Annotated region listings:
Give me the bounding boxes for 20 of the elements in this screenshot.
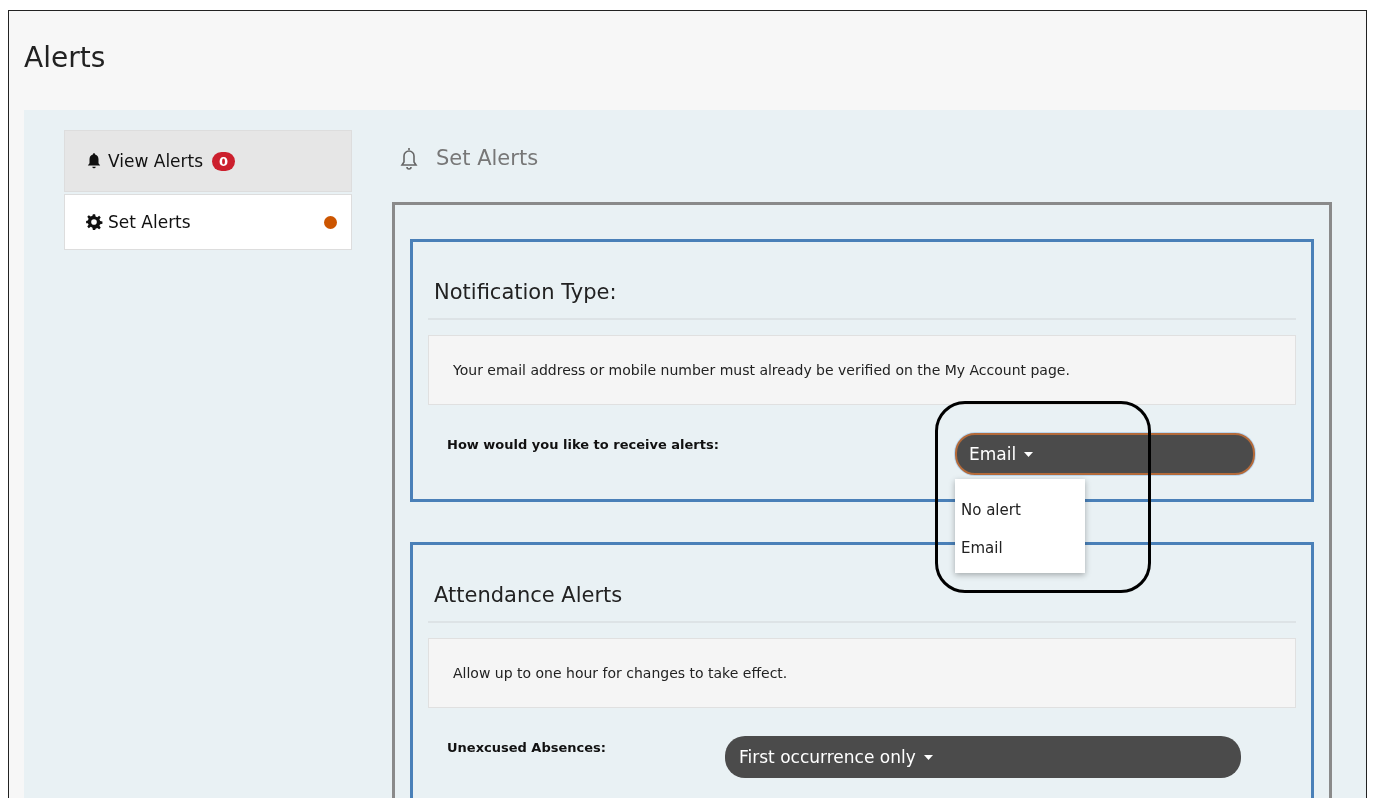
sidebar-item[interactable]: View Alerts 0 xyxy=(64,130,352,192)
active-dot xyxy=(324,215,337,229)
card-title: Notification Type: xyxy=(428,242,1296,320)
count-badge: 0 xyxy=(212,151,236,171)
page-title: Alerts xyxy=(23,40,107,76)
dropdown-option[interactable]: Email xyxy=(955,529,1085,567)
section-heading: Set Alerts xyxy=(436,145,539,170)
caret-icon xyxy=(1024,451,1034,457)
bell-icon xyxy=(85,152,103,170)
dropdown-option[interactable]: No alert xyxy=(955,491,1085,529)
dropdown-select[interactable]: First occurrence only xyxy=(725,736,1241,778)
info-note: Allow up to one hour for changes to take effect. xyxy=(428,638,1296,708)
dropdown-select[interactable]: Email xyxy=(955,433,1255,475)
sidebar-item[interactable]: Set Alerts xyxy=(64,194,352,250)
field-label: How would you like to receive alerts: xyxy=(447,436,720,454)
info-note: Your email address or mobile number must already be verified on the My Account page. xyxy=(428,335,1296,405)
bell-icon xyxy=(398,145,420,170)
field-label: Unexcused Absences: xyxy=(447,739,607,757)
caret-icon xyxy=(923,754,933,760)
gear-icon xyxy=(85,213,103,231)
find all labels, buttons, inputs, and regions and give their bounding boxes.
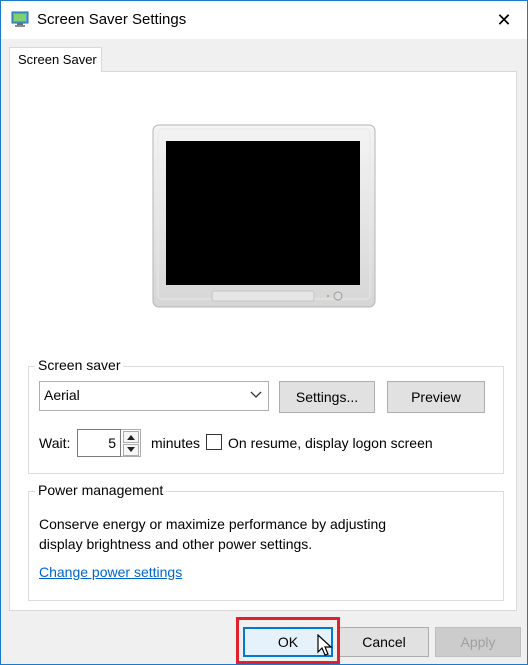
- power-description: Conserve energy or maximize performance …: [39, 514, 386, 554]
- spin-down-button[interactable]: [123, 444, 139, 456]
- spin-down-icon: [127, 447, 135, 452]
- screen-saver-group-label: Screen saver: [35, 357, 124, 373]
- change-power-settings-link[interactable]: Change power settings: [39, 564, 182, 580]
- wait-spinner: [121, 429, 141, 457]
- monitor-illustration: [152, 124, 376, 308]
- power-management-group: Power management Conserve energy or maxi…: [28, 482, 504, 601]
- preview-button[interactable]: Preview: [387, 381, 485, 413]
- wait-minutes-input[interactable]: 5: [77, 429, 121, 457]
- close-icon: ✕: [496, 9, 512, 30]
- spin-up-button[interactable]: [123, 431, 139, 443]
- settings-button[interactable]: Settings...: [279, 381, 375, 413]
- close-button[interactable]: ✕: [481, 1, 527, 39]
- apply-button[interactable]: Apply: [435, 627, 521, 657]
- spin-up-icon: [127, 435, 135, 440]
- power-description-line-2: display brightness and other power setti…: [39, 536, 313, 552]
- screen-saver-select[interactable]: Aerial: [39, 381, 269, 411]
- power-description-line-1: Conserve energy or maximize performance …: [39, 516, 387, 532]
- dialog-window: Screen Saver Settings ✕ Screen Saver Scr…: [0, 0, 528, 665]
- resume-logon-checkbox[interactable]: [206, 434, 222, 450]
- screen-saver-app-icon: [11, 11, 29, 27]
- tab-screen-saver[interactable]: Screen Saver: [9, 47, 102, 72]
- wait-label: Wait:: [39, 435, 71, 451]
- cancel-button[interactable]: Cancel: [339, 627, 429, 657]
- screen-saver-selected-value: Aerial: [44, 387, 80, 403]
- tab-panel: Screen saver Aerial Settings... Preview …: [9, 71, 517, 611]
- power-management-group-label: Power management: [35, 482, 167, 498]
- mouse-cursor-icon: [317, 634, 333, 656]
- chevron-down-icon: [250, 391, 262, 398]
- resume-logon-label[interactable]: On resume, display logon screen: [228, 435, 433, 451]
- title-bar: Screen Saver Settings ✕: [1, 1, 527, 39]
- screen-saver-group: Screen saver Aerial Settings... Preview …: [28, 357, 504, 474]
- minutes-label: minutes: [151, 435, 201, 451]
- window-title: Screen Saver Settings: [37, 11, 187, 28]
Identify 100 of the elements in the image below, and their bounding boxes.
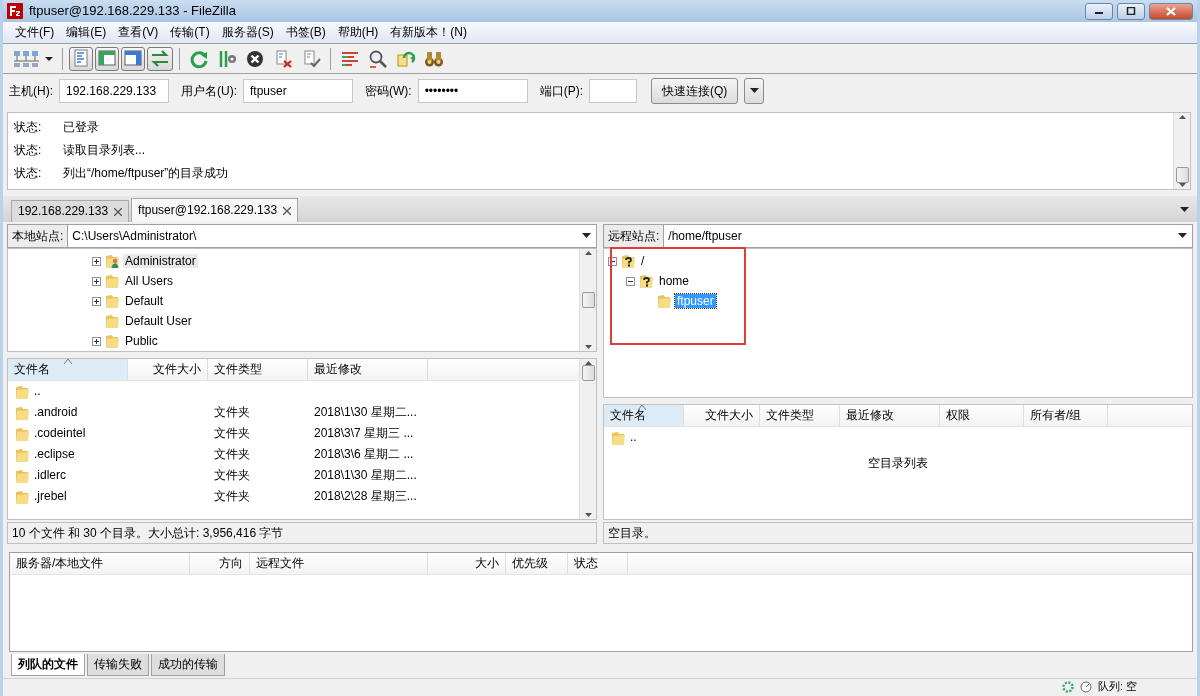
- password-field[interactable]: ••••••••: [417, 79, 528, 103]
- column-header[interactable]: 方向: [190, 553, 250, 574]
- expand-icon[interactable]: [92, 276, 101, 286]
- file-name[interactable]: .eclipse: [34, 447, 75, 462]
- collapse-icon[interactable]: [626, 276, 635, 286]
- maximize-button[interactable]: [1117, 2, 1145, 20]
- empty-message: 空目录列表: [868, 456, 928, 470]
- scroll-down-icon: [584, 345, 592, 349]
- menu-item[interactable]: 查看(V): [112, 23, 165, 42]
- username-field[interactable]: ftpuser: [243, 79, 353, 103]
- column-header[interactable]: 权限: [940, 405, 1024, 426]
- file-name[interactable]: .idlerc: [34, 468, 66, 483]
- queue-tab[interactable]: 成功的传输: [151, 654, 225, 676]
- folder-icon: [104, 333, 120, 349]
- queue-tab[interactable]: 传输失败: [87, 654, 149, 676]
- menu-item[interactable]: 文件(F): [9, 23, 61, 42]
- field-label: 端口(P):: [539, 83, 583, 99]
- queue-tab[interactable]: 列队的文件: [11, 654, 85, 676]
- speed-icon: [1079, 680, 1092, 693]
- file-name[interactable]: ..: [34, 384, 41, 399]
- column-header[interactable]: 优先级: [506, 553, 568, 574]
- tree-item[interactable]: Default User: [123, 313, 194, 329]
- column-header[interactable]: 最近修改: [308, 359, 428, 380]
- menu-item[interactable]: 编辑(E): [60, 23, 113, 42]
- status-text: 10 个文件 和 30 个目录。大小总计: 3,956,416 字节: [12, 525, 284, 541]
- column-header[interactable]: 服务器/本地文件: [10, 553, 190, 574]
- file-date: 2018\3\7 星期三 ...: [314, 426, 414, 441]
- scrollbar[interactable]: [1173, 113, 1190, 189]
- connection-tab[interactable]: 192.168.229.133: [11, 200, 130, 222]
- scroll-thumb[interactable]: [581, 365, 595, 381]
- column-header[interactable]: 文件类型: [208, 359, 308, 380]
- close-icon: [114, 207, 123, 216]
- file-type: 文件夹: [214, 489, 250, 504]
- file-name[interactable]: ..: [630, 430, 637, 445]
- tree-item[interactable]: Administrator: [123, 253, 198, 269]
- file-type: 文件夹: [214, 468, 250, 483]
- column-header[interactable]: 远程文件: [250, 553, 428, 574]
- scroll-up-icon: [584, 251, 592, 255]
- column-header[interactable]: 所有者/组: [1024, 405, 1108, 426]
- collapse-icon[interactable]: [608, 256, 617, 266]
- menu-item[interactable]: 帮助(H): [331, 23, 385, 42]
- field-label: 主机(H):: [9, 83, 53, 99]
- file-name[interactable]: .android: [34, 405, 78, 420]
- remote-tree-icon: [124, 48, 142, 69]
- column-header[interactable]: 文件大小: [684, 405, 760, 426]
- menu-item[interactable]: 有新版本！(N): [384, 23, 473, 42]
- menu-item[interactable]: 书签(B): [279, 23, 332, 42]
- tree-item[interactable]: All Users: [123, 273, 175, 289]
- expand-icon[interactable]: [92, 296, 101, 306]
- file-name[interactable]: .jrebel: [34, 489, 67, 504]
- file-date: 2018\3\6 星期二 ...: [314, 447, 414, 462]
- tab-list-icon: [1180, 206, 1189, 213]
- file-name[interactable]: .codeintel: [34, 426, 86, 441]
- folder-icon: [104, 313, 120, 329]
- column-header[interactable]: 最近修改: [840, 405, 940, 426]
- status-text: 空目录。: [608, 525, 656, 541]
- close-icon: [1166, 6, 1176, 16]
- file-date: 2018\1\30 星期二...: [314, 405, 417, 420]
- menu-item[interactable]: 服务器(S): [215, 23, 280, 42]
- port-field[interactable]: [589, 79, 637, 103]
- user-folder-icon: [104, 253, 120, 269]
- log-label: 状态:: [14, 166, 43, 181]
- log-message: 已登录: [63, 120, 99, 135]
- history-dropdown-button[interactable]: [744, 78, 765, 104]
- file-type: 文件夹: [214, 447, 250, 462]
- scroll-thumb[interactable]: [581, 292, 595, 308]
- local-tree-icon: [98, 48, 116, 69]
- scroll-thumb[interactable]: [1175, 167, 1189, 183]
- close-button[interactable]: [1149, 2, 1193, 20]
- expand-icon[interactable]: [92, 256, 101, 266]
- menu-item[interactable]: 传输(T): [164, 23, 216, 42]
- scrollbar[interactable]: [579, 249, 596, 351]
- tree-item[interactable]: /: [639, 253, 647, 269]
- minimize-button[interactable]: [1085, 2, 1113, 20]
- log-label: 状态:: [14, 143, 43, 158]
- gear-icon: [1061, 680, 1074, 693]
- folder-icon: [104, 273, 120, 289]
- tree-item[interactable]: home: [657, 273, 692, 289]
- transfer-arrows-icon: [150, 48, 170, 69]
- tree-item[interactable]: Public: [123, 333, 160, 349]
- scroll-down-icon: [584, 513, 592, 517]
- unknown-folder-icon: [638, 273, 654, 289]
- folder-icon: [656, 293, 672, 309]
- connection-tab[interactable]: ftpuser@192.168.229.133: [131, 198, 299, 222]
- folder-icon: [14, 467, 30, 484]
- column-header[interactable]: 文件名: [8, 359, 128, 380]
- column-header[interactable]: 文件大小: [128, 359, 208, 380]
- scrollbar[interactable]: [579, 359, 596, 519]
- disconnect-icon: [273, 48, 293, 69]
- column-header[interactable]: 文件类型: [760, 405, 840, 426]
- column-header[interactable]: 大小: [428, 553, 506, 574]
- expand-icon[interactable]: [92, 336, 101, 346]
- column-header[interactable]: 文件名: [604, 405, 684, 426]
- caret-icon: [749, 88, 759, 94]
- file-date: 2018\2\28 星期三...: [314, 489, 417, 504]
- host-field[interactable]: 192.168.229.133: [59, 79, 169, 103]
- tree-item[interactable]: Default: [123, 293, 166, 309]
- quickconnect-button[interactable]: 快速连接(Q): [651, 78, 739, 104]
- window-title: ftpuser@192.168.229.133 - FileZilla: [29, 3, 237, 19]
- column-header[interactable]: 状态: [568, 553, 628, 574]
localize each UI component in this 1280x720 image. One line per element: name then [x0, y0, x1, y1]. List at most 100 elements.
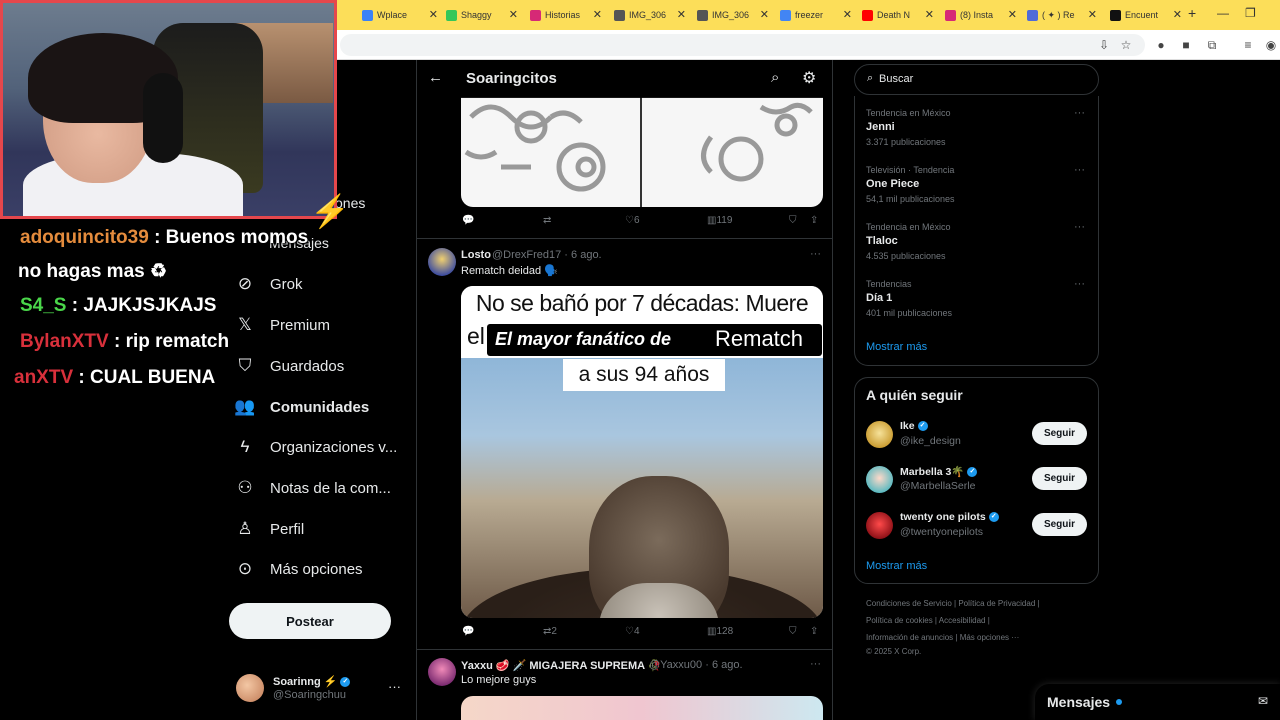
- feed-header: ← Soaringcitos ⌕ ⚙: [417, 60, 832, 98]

#### [TASK]
Copy out every line of the records from the beginning down to the line containing "find all labels, buttons, inputs, and", with both ends included and the pictures left out.

#### [FINISHED ANSWER]
Give me the bounding boxes for 20 of the elements in this screenshot.
sidebar-item[interactable]: View Alerts 0 xyxy=(64,130,352,192)
active-dot xyxy=(324,215,337,229)
card-title: Notification Type: xyxy=(428,242,1296,320)
count-badge: 0 xyxy=(212,151,236,171)
page-title: Alerts xyxy=(23,40,107,76)
dropdown-option[interactable]: Email xyxy=(955,529,1085,567)
section-heading: Set Alerts xyxy=(436,145,539,170)
caret-icon xyxy=(1024,451,1034,457)
bell-icon xyxy=(85,152,103,170)
dropdown-option[interactable]: No alert xyxy=(955,491,1085,529)
dropdown-select[interactable]: First occurrence only xyxy=(725,736,1241,778)
info-note: Allow up to one hour for changes to take effect. xyxy=(428,638,1296,708)
dropdown-select[interactable]: Email xyxy=(955,433,1255,475)
sidebar-item[interactable]: Set Alerts xyxy=(64,194,352,250)
field-label: How would you like to receive alerts: xyxy=(447,436,720,454)
info-note: Your email address or mobile number must already be verified on the My Account page. xyxy=(428,335,1296,405)
bell-icon xyxy=(398,145,420,170)
field-label: Unexcused Absences: xyxy=(447,739,607,757)
caret-icon xyxy=(923,754,933,760)
gear-icon xyxy=(85,213,103,231)
find all labels, buttons, inputs, and regions and give their bounding boxes.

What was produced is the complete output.